*Work to complete*. Copy out all of the entries below without any change.

*Exercise material*.

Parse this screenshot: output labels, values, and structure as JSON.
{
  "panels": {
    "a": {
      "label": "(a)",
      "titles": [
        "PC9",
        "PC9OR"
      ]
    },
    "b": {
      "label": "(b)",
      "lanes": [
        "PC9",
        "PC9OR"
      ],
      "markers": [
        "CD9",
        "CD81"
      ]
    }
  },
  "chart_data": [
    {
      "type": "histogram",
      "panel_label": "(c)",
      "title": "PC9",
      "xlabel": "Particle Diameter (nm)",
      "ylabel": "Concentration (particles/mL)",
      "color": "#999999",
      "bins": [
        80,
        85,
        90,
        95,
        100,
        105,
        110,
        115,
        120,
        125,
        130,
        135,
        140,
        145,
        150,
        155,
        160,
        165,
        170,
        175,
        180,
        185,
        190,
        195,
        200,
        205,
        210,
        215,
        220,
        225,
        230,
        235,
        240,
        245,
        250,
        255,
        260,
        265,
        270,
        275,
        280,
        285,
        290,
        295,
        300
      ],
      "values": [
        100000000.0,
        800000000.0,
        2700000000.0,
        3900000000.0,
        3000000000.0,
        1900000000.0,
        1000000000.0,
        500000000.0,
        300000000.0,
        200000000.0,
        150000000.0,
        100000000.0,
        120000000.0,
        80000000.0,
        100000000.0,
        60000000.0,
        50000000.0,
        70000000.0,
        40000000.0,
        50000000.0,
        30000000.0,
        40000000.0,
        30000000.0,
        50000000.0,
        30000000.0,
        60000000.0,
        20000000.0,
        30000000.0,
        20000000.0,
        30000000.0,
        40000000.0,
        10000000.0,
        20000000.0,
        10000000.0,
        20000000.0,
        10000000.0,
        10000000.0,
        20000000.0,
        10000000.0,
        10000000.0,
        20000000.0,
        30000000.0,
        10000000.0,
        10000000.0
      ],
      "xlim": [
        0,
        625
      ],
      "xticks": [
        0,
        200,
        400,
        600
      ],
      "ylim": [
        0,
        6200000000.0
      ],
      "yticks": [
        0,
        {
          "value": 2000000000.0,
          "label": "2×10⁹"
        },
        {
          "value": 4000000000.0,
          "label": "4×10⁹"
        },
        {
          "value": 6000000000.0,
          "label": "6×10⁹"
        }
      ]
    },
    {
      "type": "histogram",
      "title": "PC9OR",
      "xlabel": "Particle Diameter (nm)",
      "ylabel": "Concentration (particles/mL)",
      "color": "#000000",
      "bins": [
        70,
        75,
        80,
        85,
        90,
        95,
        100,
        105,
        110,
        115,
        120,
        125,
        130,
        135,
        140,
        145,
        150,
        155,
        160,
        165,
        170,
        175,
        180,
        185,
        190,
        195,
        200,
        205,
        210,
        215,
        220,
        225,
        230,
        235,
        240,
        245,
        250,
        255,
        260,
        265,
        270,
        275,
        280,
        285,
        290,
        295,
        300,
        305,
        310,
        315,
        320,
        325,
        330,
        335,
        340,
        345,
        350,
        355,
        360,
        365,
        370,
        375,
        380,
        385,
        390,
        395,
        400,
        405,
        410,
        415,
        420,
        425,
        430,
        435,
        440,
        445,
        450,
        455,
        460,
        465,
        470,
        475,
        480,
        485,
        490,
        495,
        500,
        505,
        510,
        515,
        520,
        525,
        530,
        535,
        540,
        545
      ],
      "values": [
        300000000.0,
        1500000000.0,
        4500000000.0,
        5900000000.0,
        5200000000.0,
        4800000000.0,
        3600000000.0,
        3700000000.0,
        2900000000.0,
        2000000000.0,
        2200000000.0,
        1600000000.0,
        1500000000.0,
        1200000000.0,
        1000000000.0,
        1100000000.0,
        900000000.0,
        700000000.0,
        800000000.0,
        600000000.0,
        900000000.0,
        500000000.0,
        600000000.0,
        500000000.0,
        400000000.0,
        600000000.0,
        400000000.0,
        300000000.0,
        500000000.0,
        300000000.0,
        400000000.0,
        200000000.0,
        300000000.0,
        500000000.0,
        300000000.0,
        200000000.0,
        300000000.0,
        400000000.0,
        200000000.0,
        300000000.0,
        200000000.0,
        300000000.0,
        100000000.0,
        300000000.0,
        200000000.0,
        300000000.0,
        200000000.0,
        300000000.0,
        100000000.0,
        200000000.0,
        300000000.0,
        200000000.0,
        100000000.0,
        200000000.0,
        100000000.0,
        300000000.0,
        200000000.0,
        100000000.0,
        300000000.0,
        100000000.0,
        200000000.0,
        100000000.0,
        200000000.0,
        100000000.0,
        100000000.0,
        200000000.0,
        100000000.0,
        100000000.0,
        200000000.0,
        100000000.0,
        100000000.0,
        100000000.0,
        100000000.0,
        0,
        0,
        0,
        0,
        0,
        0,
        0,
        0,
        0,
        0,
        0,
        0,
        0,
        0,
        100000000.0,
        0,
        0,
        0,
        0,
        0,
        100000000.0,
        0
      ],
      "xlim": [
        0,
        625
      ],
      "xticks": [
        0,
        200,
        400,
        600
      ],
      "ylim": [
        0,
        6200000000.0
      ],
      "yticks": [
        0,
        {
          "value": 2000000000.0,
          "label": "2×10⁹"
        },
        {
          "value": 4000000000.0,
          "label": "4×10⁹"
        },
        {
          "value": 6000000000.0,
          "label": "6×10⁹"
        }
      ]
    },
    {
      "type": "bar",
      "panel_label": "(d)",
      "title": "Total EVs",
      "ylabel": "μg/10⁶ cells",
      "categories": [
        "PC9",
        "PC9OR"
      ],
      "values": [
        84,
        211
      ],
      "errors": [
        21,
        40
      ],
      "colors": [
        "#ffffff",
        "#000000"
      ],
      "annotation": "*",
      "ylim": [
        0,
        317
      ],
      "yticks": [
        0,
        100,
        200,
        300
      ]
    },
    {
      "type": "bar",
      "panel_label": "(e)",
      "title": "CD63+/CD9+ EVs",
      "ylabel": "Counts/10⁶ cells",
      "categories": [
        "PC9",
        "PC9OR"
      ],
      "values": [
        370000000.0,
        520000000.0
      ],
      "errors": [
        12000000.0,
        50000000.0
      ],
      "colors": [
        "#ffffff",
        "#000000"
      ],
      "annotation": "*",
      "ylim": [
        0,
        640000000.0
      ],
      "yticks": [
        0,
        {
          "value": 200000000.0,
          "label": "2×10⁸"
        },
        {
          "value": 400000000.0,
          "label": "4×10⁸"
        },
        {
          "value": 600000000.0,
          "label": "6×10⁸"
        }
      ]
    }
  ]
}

*Written solution*.
Parse this screenshot: output labels, values, and structure as JSON.
{
  "panels": {
    "a": {
      "label": "(a)",
      "titles": [
        "PC9",
        "PC9OR"
      ]
    },
    "b": {
      "label": "(b)",
      "lanes": [
        "PC9",
        "PC9OR"
      ],
      "markers": [
        "CD9",
        "CD81"
      ]
    }
  },
  "chart_data": [
    {
      "type": "histogram",
      "panel_label": "(c)",
      "title": "PC9",
      "xlabel": "Particle Diameter (nm)",
      "ylabel": "Concentration (particles/mL)",
      "color": "#999999",
      "bins": [
        80,
        85,
        90,
        95,
        100,
        105,
        110,
        115,
        120,
        125,
        130,
        135,
        140,
        145,
        150,
        155,
        160,
        165,
        170,
        175,
        180,
        185,
        190,
        195,
        200,
        205,
        210,
        215,
        220,
        225,
        230,
        235,
        240,
        245,
        250,
        255,
        260,
        265,
        270,
        275,
        280,
        285,
        290,
        295,
        300
      ],
      "values": [
        100000000.0,
        800000000.0,
        2700000000.0,
        3900000000.0,
        3000000000.0,
        1900000000.0,
        1000000000.0,
        500000000.0,
        300000000.0,
        200000000.0,
        150000000.0,
        100000000.0,
        120000000.0,
        80000000.0,
        100000000.0,
        60000000.0,
        50000000.0,
        70000000.0,
        40000000.0,
        50000000.0,
        30000000.0,
        40000000.0,
        30000000.0,
        50000000.0,
        30000000.0,
        60000000.0,
        20000000.0,
        30000000.0,
        20000000.0,
        30000000.0,
        40000000.0,
        10000000.0,
        20000000.0,
        10000000.0,
        20000000.0,
        10000000.0,
        10000000.0,
        20000000.0,
        10000000.0,
        10000000.0,
        20000000.0,
        30000000.0,
        10000000.0,
        10000000.0
      ],
      "xlim": [
        0,
        625
      ],
      "xticks": [
        0,
        200,
        400,
        600
      ],
      "ylim": [
        0,
        6200000000.0
      ],
      "yticks": [
        0,
        {
          "value": 2000000000.0,
          "label": "2×10⁹"
        },
        {
          "value": 4000000000.0,
          "label": "4×10⁹"
        },
        {
          "value": 6000000000.0,
          "label": "6×10⁹"
        }
      ]
    },
    {
      "type": "histogram",
      "title": "PC9OR",
      "xlabel": "Particle Diameter (nm)",
      "ylabel": "Concentration (particles/mL)",
      "color": "#000000",
      "bins": [
        70,
        75,
        80,
        85,
        90,
        95,
        100,
        105,
        110,
        115,
        120,
        125,
        130,
        135,
        140,
        145,
        150,
        155,
        160,
        165,
        170,
        175,
        180,
        185,
        190,
        195,
        200,
        205,
        210,
        215,
        220,
        225,
        230,
        235,
        240,
        245,
        250,
        255,
        260,
        265,
        270,
        275,
        280,
        285,
        290,
        295,
        300,
        305,
        310,
        315,
        320,
        325,
        330,
        335,
        340,
        345,
        350,
        355,
        360,
        365,
        370,
        375,
        380,
        385,
        390,
        395,
        400,
        405,
        410,
        415,
        420,
        425,
        430,
        435,
        440,
        445,
        450,
        455,
        460,
        465,
        470,
        475,
        480,
        485,
        490,
        495,
        500,
        505,
        510,
        515,
        520,
        525,
        530,
        535,
        540,
        545
      ],
      "values": [
        300000000.0,
        1500000000.0,
        4500000000.0,
        5900000000.0,
        5200000000.0,
        4800000000.0,
        3600000000.0,
        3700000000.0,
        2900000000.0,
        2000000000.0,
        2200000000.0,
        1600000000.0,
        1500000000.0,
        1200000000.0,
        1000000000.0,
        1100000000.0,
        900000000.0,
        700000000.0,
        800000000.0,
        600000000.0,
        900000000.0,
        500000000.0,
        600000000.0,
        500000000.0,
        400000000.0,
        600000000.0,
        400000000.0,
        300000000.0,
        500000000.0,
        300000000.0,
        400000000.0,
        200000000.0,
        300000000.0,
        500000000.0,
        300000000.0,
        200000000.0,
        300000000.0,
        400000000.0,
        200000000.0,
        300000000.0,
        200000000.0,
        300000000.0,
        100000000.0,
        300000000.0,
        200000000.0,
        300000000.0,
        200000000.0,
        300000000.0,
        100000000.0,
        200000000.0,
        300000000.0,
        200000000.0,
        100000000.0,
        200000000.0,
        100000000.0,
        300000000.0,
        200000000.0,
        100000000.0,
        300000000.0,
        100000000.0,
        200000000.0,
        100000000.0,
        200000000.0,
        100000000.0,
        100000000.0,
        200000000.0,
        100000000.0,
        100000000.0,
        200000000.0,
        100000000.0,
        100000000.0,
        100000000.0,
        100000000.0,
        0,
        0,
        0,
        0,
        0,
        0,
        0,
        0,
        0,
        0,
        0,
        0,
        0,
        0,
        100000000.0,
        0,
        0,
        0,
        0,
        0,
        100000000.0,
        0
      ],
      "xlim": [
        0,
        625
      ],
      "xticks": [
        0,
        200,
        400,
        600
      ],
      "ylim": [
        0,
        6200000000.0
      ],
      "yticks": [
        0,
        {
          "value": 2000000000.0,
          "label": "2×10⁹"
        },
        {
          "value": 4000000000.0,
          "label": "4×10⁹"
        },
        {
          "value": 6000000000.0,
          "label": "6×10⁹"
        }
      ]
    },
    {
      "type": "bar",
      "panel_label": "(d)",
      "title": "Total EVs",
      "ylabel": "μg/10⁶ cells",
      "categories": [
        "PC9",
        "PC9OR"
      ],
      "values": [
        84,
        211
      ],
      "errors": [
        21,
        40
      ],
      "colors": [
        "#ffffff",
        "#000000"
      ],
      "annotation": "*",
      "ylim": [
        0,
        317
      ],
      "yticks": [
        0,
        100,
        200,
        300
      ]
    },
    {
      "type": "bar",
      "panel_label": "(e)",
      "title": "CD63+/CD9+ EVs",
      "ylabel": "Counts/10⁶ cells",
      "categories": [
        "PC9",
        "PC9OR"
      ],
      "values": [
        370000000.0,
        520000000.0
      ],
      "errors": [
        12000000.0,
        50000000.0
      ],
      "colors": [
        "#ffffff",
        "#000000"
      ],
      "annotation": "*",
      "ylim": [
        0,
        640000000.0
      ],
      "yticks": [
        0,
        {
          "value": 200000000.0,
          "label": "2×10⁸"
        },
        {
          "value": 400000000.0,
          "label": "4×10⁸"
        },
        {
          "value": 600000000.0,
          "label": "6×10⁸"
        }
      ]
    }
  ]
}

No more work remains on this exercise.